=== Required task ===
Render the lines below as a Markdown table with a Number column for the row number and a Line text column for the line itself. Skip blank lines, and leave the pictures out of the table.

==============================

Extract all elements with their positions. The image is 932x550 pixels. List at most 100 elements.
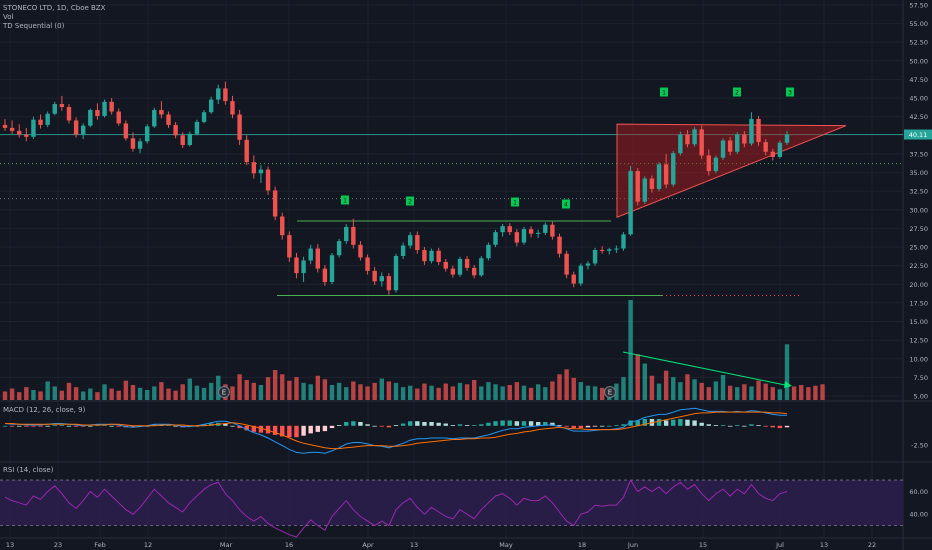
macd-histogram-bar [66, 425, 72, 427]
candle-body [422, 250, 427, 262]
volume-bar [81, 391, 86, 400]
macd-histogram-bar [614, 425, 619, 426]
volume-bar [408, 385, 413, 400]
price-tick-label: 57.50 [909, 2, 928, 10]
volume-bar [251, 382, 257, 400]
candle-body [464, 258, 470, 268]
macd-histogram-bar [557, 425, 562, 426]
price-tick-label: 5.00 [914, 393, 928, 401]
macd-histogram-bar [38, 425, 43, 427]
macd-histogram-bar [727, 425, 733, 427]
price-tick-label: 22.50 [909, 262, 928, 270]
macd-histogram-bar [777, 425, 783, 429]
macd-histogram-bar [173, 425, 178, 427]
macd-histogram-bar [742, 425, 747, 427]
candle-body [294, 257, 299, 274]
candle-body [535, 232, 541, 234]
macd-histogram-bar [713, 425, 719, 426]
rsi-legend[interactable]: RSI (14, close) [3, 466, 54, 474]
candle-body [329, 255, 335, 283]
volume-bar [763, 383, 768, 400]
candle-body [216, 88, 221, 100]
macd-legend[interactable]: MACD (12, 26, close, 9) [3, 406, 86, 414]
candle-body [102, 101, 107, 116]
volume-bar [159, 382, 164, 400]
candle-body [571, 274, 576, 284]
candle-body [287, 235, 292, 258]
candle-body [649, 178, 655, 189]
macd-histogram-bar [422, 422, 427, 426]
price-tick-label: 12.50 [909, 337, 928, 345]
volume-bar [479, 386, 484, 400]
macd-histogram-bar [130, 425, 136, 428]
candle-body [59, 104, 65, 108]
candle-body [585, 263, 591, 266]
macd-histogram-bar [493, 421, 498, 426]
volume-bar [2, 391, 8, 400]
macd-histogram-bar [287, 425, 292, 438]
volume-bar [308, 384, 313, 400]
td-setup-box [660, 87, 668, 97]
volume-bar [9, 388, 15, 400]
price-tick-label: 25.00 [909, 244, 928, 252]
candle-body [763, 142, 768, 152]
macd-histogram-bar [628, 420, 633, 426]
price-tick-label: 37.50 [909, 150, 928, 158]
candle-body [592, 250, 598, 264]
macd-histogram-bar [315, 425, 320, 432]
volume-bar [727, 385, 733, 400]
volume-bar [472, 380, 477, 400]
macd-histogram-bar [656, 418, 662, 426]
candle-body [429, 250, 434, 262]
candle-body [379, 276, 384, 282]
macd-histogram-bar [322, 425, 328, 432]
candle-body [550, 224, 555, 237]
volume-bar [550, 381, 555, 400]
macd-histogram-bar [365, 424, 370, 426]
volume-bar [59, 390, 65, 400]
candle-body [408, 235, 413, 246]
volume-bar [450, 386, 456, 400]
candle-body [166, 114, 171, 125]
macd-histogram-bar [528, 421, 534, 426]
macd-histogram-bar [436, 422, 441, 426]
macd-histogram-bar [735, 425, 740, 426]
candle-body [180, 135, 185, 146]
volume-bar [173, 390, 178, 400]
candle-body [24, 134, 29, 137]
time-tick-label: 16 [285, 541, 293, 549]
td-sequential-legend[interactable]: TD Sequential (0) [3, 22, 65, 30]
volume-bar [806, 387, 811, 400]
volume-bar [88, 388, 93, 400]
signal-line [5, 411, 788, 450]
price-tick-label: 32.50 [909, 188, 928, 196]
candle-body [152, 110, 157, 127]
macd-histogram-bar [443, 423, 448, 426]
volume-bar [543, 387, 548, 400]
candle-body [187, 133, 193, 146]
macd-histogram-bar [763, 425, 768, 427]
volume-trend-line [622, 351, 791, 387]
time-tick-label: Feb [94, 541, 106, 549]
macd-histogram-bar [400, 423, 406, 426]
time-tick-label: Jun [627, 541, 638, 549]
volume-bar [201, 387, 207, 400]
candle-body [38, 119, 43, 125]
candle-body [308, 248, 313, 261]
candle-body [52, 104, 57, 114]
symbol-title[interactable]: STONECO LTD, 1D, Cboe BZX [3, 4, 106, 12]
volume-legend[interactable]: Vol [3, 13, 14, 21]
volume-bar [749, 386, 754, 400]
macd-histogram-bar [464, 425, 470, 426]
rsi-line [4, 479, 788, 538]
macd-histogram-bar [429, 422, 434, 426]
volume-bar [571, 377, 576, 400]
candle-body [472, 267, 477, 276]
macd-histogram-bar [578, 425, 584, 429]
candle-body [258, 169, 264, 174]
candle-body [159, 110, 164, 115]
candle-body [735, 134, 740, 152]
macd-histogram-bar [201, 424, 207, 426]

==============================

=== Answer to this exercise ===
| Number | Line text |
|---|---|
| 1 | Extract all elements with their positions. The image is 932x550 pixels. List at most 100 elements. |
| 2 | macd-histogram-bar [66, 425, 72, 427] |
| 3 | candle-body [422, 250, 427, 262] |
| 4 | volume-bar [81, 391, 86, 400] |
| 5 | macd-histogram-bar [614, 425, 619, 426] |
| 6 | volume-bar [408, 385, 413, 400] |
| 7 | price-tick-label: 57.50 [909, 2, 928, 10] |
| 8 | volume-bar [251, 382, 257, 400] |
| 9 | candle-body [464, 258, 470, 268] |
| 10 | macd-histogram-bar [557, 425, 562, 426] |
| 11 | price-tick-label: 5.00 [914, 393, 928, 401] |
| 12 | macd-histogram-bar [38, 425, 43, 427] |
| 13 | macd-histogram-bar [727, 425, 733, 427] |
| 14 | price-tick-label: 22.50 [909, 262, 928, 270] |
| 15 | macd-histogram-bar [777, 425, 783, 429] |
| 16 | macd-histogram-bar [173, 425, 178, 427] |
| 17 | macd-histogram-bar [742, 425, 747, 427] |
| 18 | candle-body [294, 257, 299, 274] |
| 19 | candle-body [535, 232, 541, 234] |
| 20 | macd-histogram-bar [713, 425, 719, 426] |
| 21 | rsi-legend[interactable]: RSI (14, close) [3, 466, 54, 474] |
| 22 | candle-body [329, 255, 335, 283] |
| 23 | volume-bar [763, 383, 768, 400] |
| 24 | candle-body [216, 88, 221, 100] |
| 25 | macd-legend[interactable]: MACD (12, 26, close, 9) [3, 406, 86, 414] |
| 26 | candle-body [102, 101, 107, 116] |
| 27 | volume-bar [159, 382, 164, 400] |
| 28 | candle-body [571, 274, 576, 284] |
| 29 | candle-body [287, 235, 292, 258] |
| 30 | candle-body [649, 178, 655, 189] |
| 31 | macd-histogram-bar [422, 422, 427, 426] |
| 32 | price-tick-label: 12.50 [909, 337, 928, 345] |
| 33 | volume-bar [479, 386, 484, 400] |
| 34 | macd-histogram-bar [130, 425, 136, 428] |
| 35 | candle-body [59, 104, 65, 108] |
| 36 | candle-body [585, 263, 591, 266] |
| 37 | macd-histogram-bar [493, 421, 498, 426] |
| 38 | volume-bar [2, 391, 8, 400] |
| 39 | macd-histogram-bar [287, 425, 292, 438] |
| 40 | volume-bar [308, 384, 313, 400] |
| 41 | td-setup-box [660, 87, 668, 97] |
| 42 | volume-bar [9, 388, 15, 400] |
| 43 | price-tick-label: 25.00 [909, 244, 928, 252] |
| 44 | candle-body [763, 142, 768, 152] |
| 45 | macd-histogram-bar [628, 420, 633, 426] |
| 46 | price-tick-label: 37.50 [909, 150, 928, 158] |
| 47 | candle-body [592, 250, 598, 264] |
| 48 | macd-histogram-bar [315, 425, 320, 432] |
| 49 | volume-bar [727, 385, 733, 400] |
| 50 | volume-bar [472, 380, 477, 400] |
| 51 | macd-histogram-bar [656, 418, 662, 426] |
| 52 | candle-body [429, 250, 434, 262] |
| 53 | candle-body [379, 276, 384, 282] |
| 54 | macd-histogram-bar [322, 425, 328, 432] |
| 55 | candle-body [550, 224, 555, 237] |
| 56 | volume-bar [550, 381, 555, 400] |
| 57 | macd-histogram-bar [365, 424, 370, 426] |
| 58 | volume-bar [59, 390, 65, 400] |
| 59 | candle-body [408, 235, 413, 246] |
| 60 | volume-bar [450, 386, 456, 400] |
| 61 | candle-body [166, 114, 171, 125] |
| 62 | macd-histogram-bar [528, 421, 534, 426] |
| 63 | macd-histogram-bar [436, 422, 441, 426] |
| 64 | macd-histogram-bar [735, 425, 740, 426] |
| 65 | candle-body [180, 135, 185, 146] |
| 66 | volume-bar [173, 390, 178, 400] |
| 67 | candle-body [24, 134, 29, 137] |
| 68 | time-tick-label: 16 [285, 541, 293, 549] |
| 69 | td-sequential-legend[interactable]: TD Sequential (0) [3, 22, 65, 30] |
| 70 | volume-bar [806, 387, 811, 400] |
| 71 | volume-bar [88, 388, 93, 400] |
| 72 | signal-line [5, 411, 788, 450] |
| 73 | price-tick-label: 32.50 [909, 188, 928, 196] |
| 74 | candle-body [152, 110, 157, 127] |
| 75 | macd-histogram-bar [443, 423, 448, 426] |
| 76 | volume-bar [543, 387, 548, 400] |
| 77 | candle-body [187, 133, 193, 146] |
| 78 | macd-histogram-bar [763, 425, 768, 427] |
| 79 | volume-trend-line [622, 351, 791, 387] |
| 80 | time-tick-label: Feb [94, 541, 106, 549] |
| 81 | macd-histogram-bar [400, 423, 406, 426] |
| 82 | time-tick-label: Jun [627, 541, 638, 549] |
| 83 | volume-bar [201, 387, 207, 400] |
| 84 | candle-body [38, 119, 43, 125] |
| 85 | candle-body [308, 248, 313, 261] |
| 86 | candle-body [52, 104, 57, 114] |
| 87 | symbol-title[interactable]: STONECO LTD, 1D, Cboe BZX [3, 4, 106, 12] |
| 88 | volume-legend[interactable]: Vol [3, 13, 14, 21] |
| 89 | volume-bar [749, 386, 754, 400] |
| 90 | macd-histogram-bar [464, 425, 470, 426] |
| 91 | rsi-line [4, 479, 788, 538] |
| 92 | macd-histogram-bar [429, 422, 434, 426] |
| 93 | volume-bar [571, 377, 576, 400] |
| 94 | candle-body [472, 267, 477, 276] |
| 95 | macd-histogram-bar [578, 425, 584, 429] |
| 96 | candle-body [258, 169, 264, 174] |
| 97 | candle-body [159, 110, 164, 115] |
| 98 | candle-body [735, 134, 740, 152] |
| 99 | macd-histogram-bar [201, 424, 207, 426] |